▶ Material for the task
· · · ·

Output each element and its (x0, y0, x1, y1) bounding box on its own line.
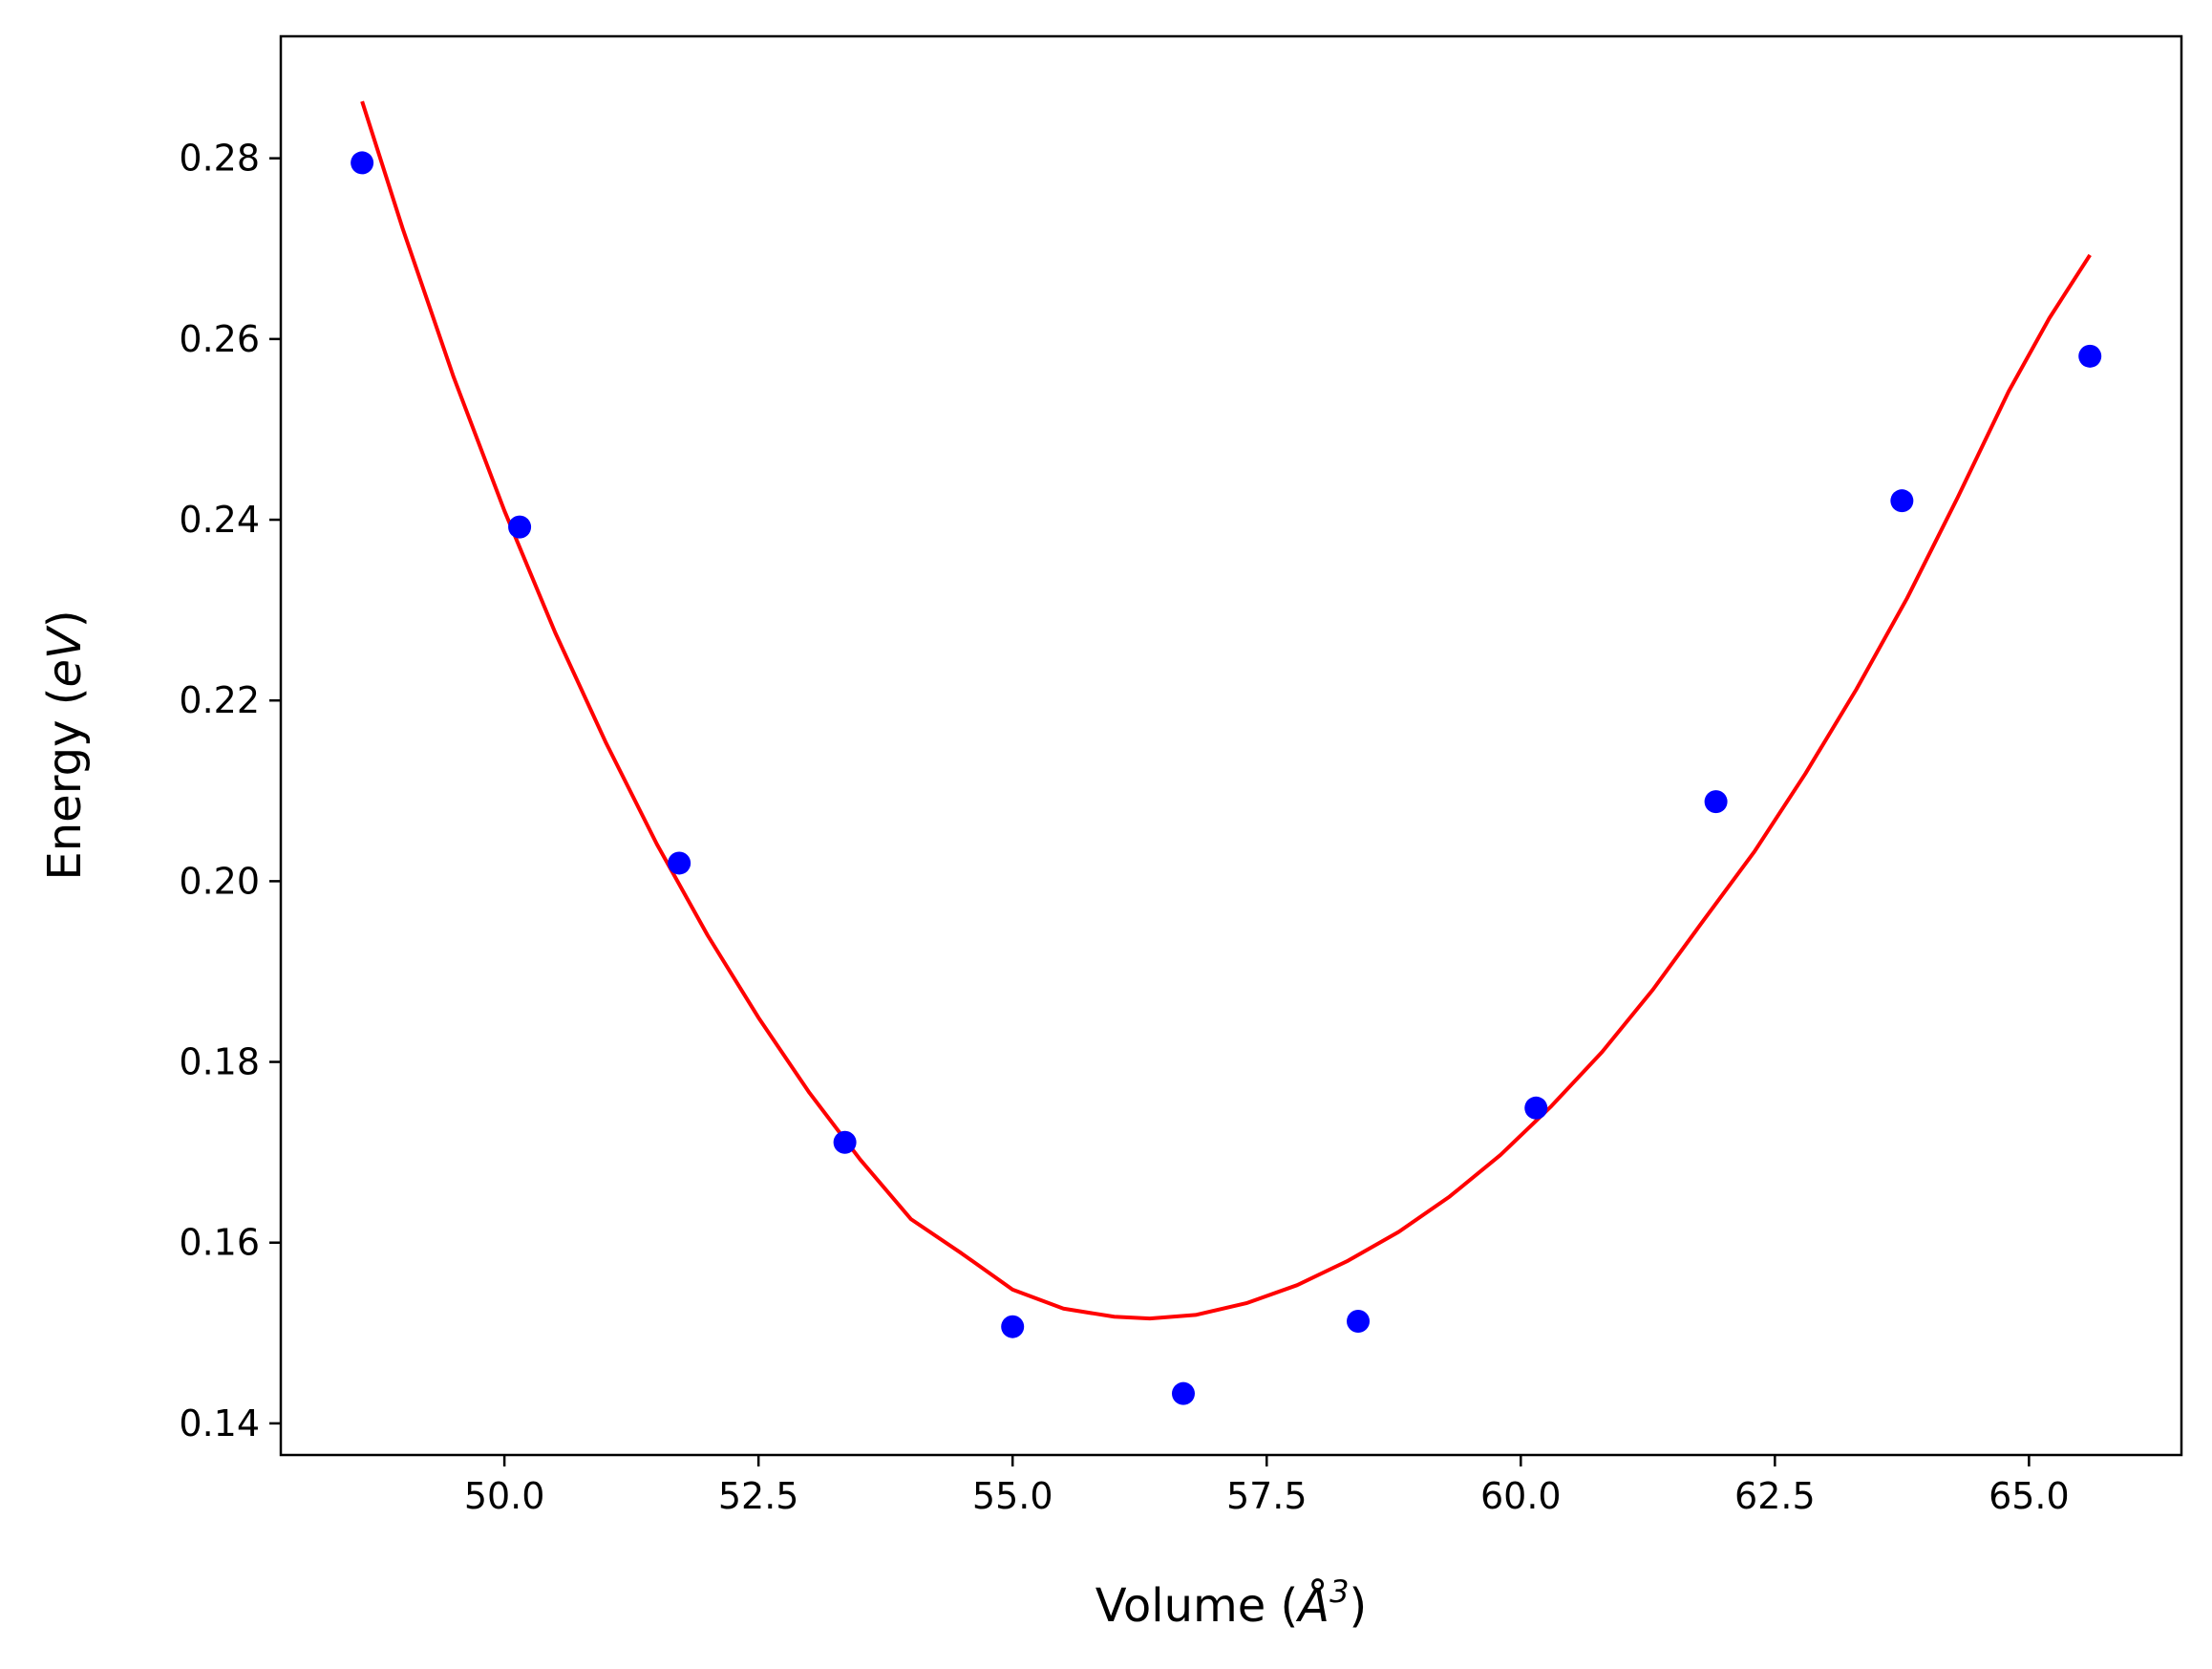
data-point (508, 515, 532, 539)
y-tick-label: 0.22 (179, 679, 260, 721)
y-tick-label: 0.26 (179, 318, 260, 360)
data-point (1890, 489, 1914, 513)
x-tick-label: 50.0 (464, 1475, 545, 1517)
y-tick-label: 0.24 (179, 499, 260, 541)
y-axis-label: Energy (eV) (38, 610, 92, 880)
y-tick-label: 0.16 (179, 1222, 260, 1264)
data-point (2078, 344, 2102, 368)
y-tick-label: 0.28 (179, 138, 260, 180)
data-point (1001, 1315, 1025, 1338)
data-point (351, 151, 374, 175)
data-point (668, 851, 691, 875)
data-point (1704, 790, 1728, 814)
plot-area (351, 100, 2102, 1405)
x-tick-label: 60.0 (1480, 1475, 1562, 1517)
y-tick-label: 0.20 (179, 860, 260, 902)
x-tick-label: 57.5 (1226, 1475, 1308, 1517)
x-tick-label: 55.0 (972, 1475, 1053, 1517)
y-axis-ticks: 0.14 0.16 0.18 0.20 0.22 0.24 0.26 0.28 (179, 138, 281, 1444)
data-point (1524, 1096, 1548, 1120)
x-tick-label: 52.5 (718, 1475, 799, 1517)
x-axis-label: Volume (Å3) (1095, 1573, 1367, 1633)
y-tick-label: 0.14 (179, 1402, 260, 1444)
data-point (1171, 1381, 1195, 1405)
fit-curve-line (360, 100, 2092, 1321)
y-tick-label: 0.18 (179, 1041, 260, 1083)
data-point (1347, 1310, 1371, 1334)
x-tick-label: 65.0 (1989, 1475, 2070, 1517)
data-point (833, 1130, 857, 1154)
x-axis-ticks: 50.0 52.5 55.0 57.5 60.0 62.5 65.0 (464, 1455, 2070, 1517)
x-tick-label: 62.5 (1734, 1475, 1816, 1517)
axes-frame (279, 34, 2183, 1457)
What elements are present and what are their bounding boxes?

· · · ·

▶ Set task
Put each line of the material above into a JSON list of strings, one string per line, and skip blank lines. Leave the pictures out of the list.

▶ Solution
[
  "Output each element and its (x0, y0, x1, y1) bounding box on its own line.",
  "data-point (508, 515, 532, 539)",
  "y-tick-label: 0.22 (179, 679, 260, 721)",
  "y-tick-label: 0.26 (179, 318, 260, 360)",
  "data-point (1890, 489, 1914, 513)",
  "x-tick-label: 50.0 (464, 1475, 545, 1517)",
  "y-tick-label: 0.24 (179, 499, 260, 541)",
  "y-axis-label: Energy (eV) (38, 610, 92, 880)",
  "y-tick-label: 0.16 (179, 1222, 260, 1264)",
  "data-point (2078, 344, 2102, 368)",
  "y-tick-label: 0.28 (179, 138, 260, 180)",
  "data-point (1001, 1315, 1025, 1338)",
  "data-point (351, 151, 374, 175)",
  "data-point (668, 851, 691, 875)",
  "data-point (1704, 790, 1728, 814)",
  "plot-area (351, 100, 2102, 1405)",
  "x-tick-label: 60.0 (1480, 1475, 1562, 1517)",
  "y-tick-label: 0.20 (179, 860, 260, 902)",
  "x-tick-label: 57.5 (1226, 1475, 1308, 1517)",
  "x-tick-label: 55.0 (972, 1475, 1053, 1517)",
  "y-axis-ticks: 0.14 0.16 0.18 0.20 0.22 0.24 0.26 0.28 (179, 138, 281, 1444)",
  "data-point (1524, 1096, 1548, 1120)",
  "x-tick-label: 52.5 (718, 1475, 799, 1517)",
  "x-axis-label: Volume (Å3) (1095, 1573, 1367, 1633)",
  "y-tick-label: 0.14 (179, 1402, 260, 1444)",
  "data-point (1171, 1381, 1195, 1405)",
  "fit-curve-line (360, 100, 2092, 1321)",
  "y-tick-label: 0.18 (179, 1041, 260, 1083)",
  "data-point (1347, 1310, 1371, 1334)",
  "x-tick-label: 65.0 (1989, 1475, 2070, 1517)",
  "data-point (833, 1130, 857, 1154)",
  "x-axis-ticks: 50.0 52.5 55.0 57.5 60.0 62.5 65.0 (464, 1455, 2070, 1517)",
  "x-tick-label: 62.5 (1734, 1475, 1816, 1517)",
  "axes-frame (279, 34, 2183, 1457)",
  "What elements are present and what are their bounding boxes?"
]